# PROBLEM
Restate the material word for word and leave out anything that is a picture.

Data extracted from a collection

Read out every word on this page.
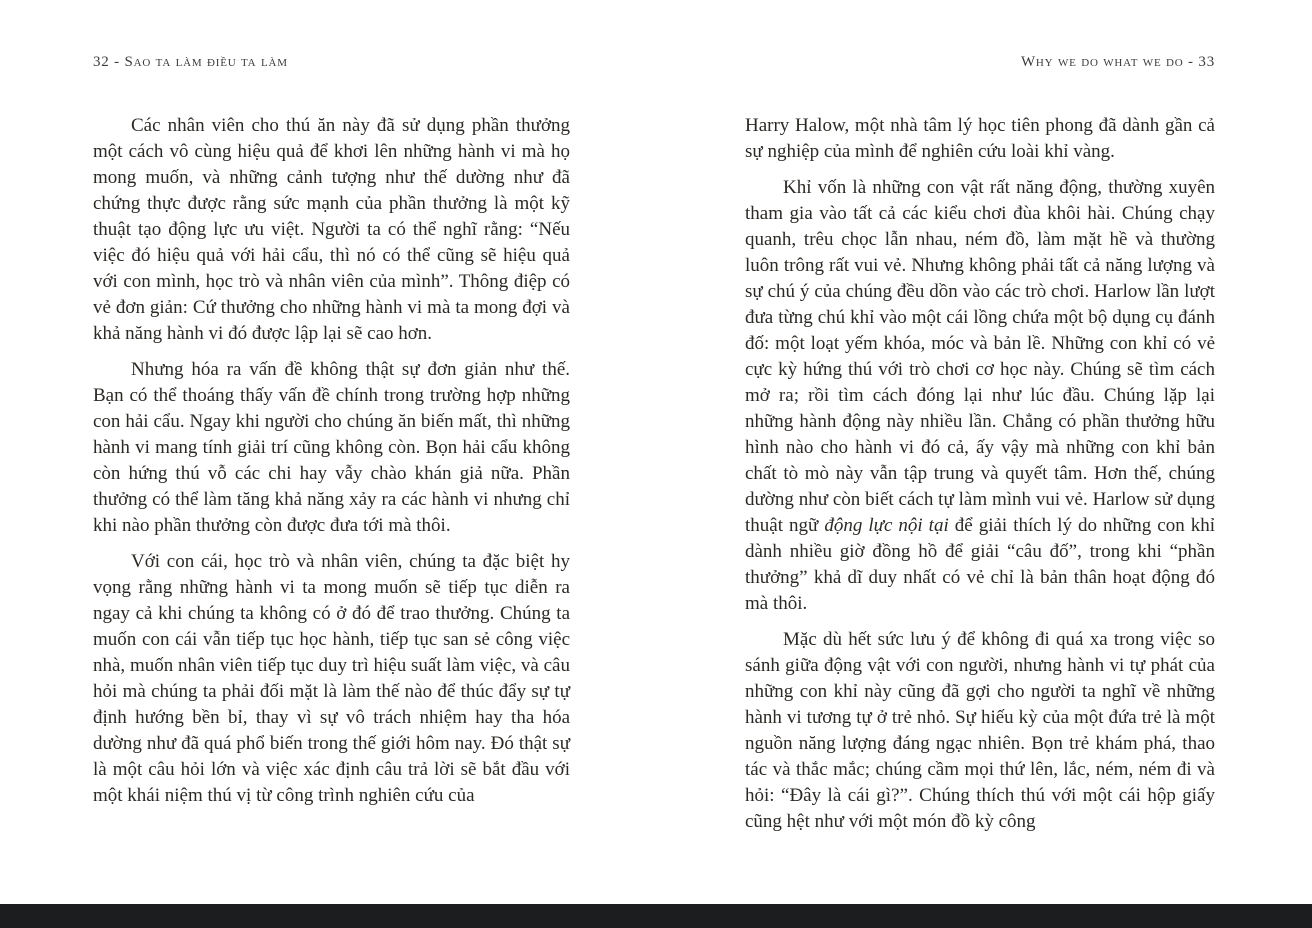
32 - Sao ta làm điều ta làm	Why we do what we do - 33

Các nhân viên cho thú ăn này đã sử dụng phần thưởng một cách vô cùng hiệu quả để khơi lên những hành vi mà họ mong muốn, và những cảnh tượng như thế dường như đã chứng thực được rằng sức mạnh của phần thưởng là một kỹ thuật tạo động lực ưu việt. Người ta có thể nghĩ rằng: “Nếu việc đó hiệu quả với hải cẩu, thì nó có thể cũng sẽ hiệu quả với con mình, học trò và nhân viên của mình”. Thông điệp có vẻ đơn giản: Cứ thưởng cho những hành vi mà ta mong đợi và khả năng hành vi đó được lập lại sẽ cao hơn.

Nhưng hóa ra vấn đề không thật sự đơn giản như thế. Bạn có thể thoáng thấy vấn đề chính trong trường hợp những con hải cẩu. Ngay khi người cho chúng ăn biến mất, thì những hành vi mang tính giải trí cũng không còn. Bọn hải cẩu không còn hứng thú vỗ các chi hay vẫy chào khán giả nữa. Phần thưởng có thể làm tăng khả năng xảy ra các hành vi nhưng chỉ khi nào phần thưởng còn được đưa tới mà thôi.

Với con cái, học trò và nhân viên, chúng ta đặc biệt hy vọng rằng những hành vi ta mong muốn sẽ tiếp tục diễn ra ngay cả khi chúng ta không có ở đó để trao thưởng. Chúng ta muốn con cái vẫn tiếp tục học hành, tiếp tục san sẻ công việc nhà, muốn nhân viên tiếp tục duy trì hiệu suất làm việc, và câu hỏi mà chúng ta phải đối mặt là làm thế nào để thúc đẩy sự tự định hướng bền bỉ, thay vì sự vô trách nhiệm hay tha hóa dường như đã quá phổ biến trong thế giới hôm nay. Đó thật sự là một câu hỏi lớn và việc xác định câu trả lời sẽ bắt đầu với một khái niệm thú vị từ công trình nghiên cứu của

Harry Halow, một nhà tâm lý học tiên phong đã dành gần cả sự nghiệp của mình để nghiên cứu loài khỉ vàng.

Khỉ vốn là những con vật rất năng động, thường xuyên tham gia vào tất cả các kiểu chơi đùa khôi hài. Chúng chạy quanh, trêu chọc lẫn nhau, ném đồ, làm mặt hề và thường luôn trông rất vui vẻ. Nhưng không phải tất cả năng lượng và sự chú ý của chúng đều dồn vào các trò chơi. Harlow lần lượt đưa từng chú khỉ vào một cái lồng chứa một bộ dụng cụ đánh đố: một loạt yếm khóa, móc và bản lề. Những con khỉ có vẻ cực kỳ hứng thú với trò chơi cơ học này. Chúng sẽ tìm cách mở ra; rồi tìm cách đóng lại như lúc đầu. Chúng lặp lại những hành động này nhiều lần. Chẳng có phần thưởng hữu hình nào cho hành vi đó cả, ấy vậy mà những con khỉ bản chất tò mò này vẫn tập trung và quyết tâm. Hơn thế, chúng dường như còn biết cách tự làm mình vui vẻ. Harlow sử dụng thuật ngữ động lực nội tại để giải thích lý do những con khỉ dành nhiều giờ đồng hồ để giải “câu đố”, trong khi “phần thưởng” khả dĩ duy nhất có vẻ chỉ là bản thân hoạt động đó mà thôi.

Mặc dù hết sức lưu ý để không đi quá xa trong việc so sánh giữa động vật với con người, nhưng hành vi tự phát của những con khỉ này cũng đã gợi cho người ta nghĩ về những hành vi tương tự ở trẻ nhỏ. Sự hiếu kỳ của một đứa trẻ là một nguồn năng lượng đáng ngạc nhiên. Bọn trẻ khám phá, thao tác và thắc mắc; chúng cầm mọi thứ lên, lắc, ném, ném đi và hỏi: “Đây là cái gì?”. Chúng thích thú với một cái hộp giấy cũng hệt như với một món đồ kỳ công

# TASK OUTPUT
Read out every word on this page.
32 - Sao ta làm điều ta làm	Why we do what we do - 33

Các nhân viên cho thú ăn này đã sử dụng phần thưởng một cách vô cùng hiệu quả để khơi lên những hành vi mà họ mong muốn, và những cảnh tượng như thế dường như đã chứng thực được rằng sức mạnh của phần thưởng là một kỹ thuật tạo động lực ưu việt. Người ta có thể nghĩ rằng: “Nếu việc đó hiệu quả với hải cẩu, thì nó có thể cũng sẽ hiệu quả với con mình, học trò và nhân viên của mình”. Thông điệp có vẻ đơn giản: Cứ thưởng cho những hành vi mà ta mong đợi và khả năng hành vi đó được lập lại sẽ cao hơn.

Nhưng hóa ra vấn đề không thật sự đơn giản như thế. Bạn có thể thoáng thấy vấn đề chính trong trường hợp những con hải cẩu. Ngay khi người cho chúng ăn biến mất, thì những hành vi mang tính giải trí cũng không còn. Bọn hải cẩu không còn hứng thú vỗ các chi hay vẫy chào khán giả nữa. Phần thưởng có thể làm tăng khả năng xảy ra các hành vi nhưng chỉ khi nào phần thưởng còn được đưa tới mà thôi.

Với con cái, học trò và nhân viên, chúng ta đặc biệt hy vọng rằng những hành vi ta mong muốn sẽ tiếp tục diễn ra ngay cả khi chúng ta không có ở đó để trao thưởng. Chúng ta muốn con cái vẫn tiếp tục học hành, tiếp tục san sẻ công việc nhà, muốn nhân viên tiếp tục duy trì hiệu suất làm việc, và câu hỏi mà chúng ta phải đối mặt là làm thế nào để thúc đẩy sự tự định hướng bền bỉ, thay vì sự vô trách nhiệm hay tha hóa dường như đã quá phổ biến trong thế giới hôm nay. Đó thật sự là một câu hỏi lớn và việc xác định câu trả lời sẽ bắt đầu với một khái niệm thú vị từ công trình nghiên cứu của

Harry Halow, một nhà tâm lý học tiên phong đã dành gần cả sự nghiệp của mình để nghiên cứu loài khỉ vàng.

Khỉ vốn là những con vật rất năng động, thường xuyên tham gia vào tất cả các kiểu chơi đùa khôi hài. Chúng chạy quanh, trêu chọc lẫn nhau, ném đồ, làm mặt hề và thường luôn trông rất vui vẻ. Nhưng không phải tất cả năng lượng và sự chú ý của chúng đều dồn vào các trò chơi. Harlow lần lượt đưa từng chú khỉ vào một cái lồng chứa một bộ dụng cụ đánh đố: một loạt yếm khóa, móc và bản lề. Những con khỉ có vẻ cực kỳ hứng thú với trò chơi cơ học này. Chúng sẽ tìm cách mở ra; rồi tìm cách đóng lại như lúc đầu. Chúng lặp lại những hành động này nhiều lần. Chẳng có phần thưởng hữu hình nào cho hành vi đó cả, ấy vậy mà những con khỉ bản chất tò mò này vẫn tập trung và quyết tâm. Hơn thế, chúng dường như còn biết cách tự làm mình vui vẻ. Harlow sử dụng thuật ngữ động lực nội tại để giải thích lý do những con khỉ dành nhiều giờ đồng hồ để giải “câu đố”, trong khi “phần thưởng” khả dĩ duy nhất có vẻ chỉ là bản thân hoạt động đó mà thôi.

Mặc dù hết sức lưu ý để không đi quá xa trong việc so sánh giữa động vật với con người, nhưng hành vi tự phát của những con khỉ này cũng đã gợi cho người ta nghĩ về những hành vi tương tự ở trẻ nhỏ. Sự hiếu kỳ của một đứa trẻ là một nguồn năng lượng đáng ngạc nhiên. Bọn trẻ khám phá, thao tác và thắc mắc; chúng cầm mọi thứ lên, lắc, ném, ném đi và hỏi: “Đây là cái gì?”. Chúng thích thú với một cái hộp giấy cũng hệt như với một món đồ kỳ công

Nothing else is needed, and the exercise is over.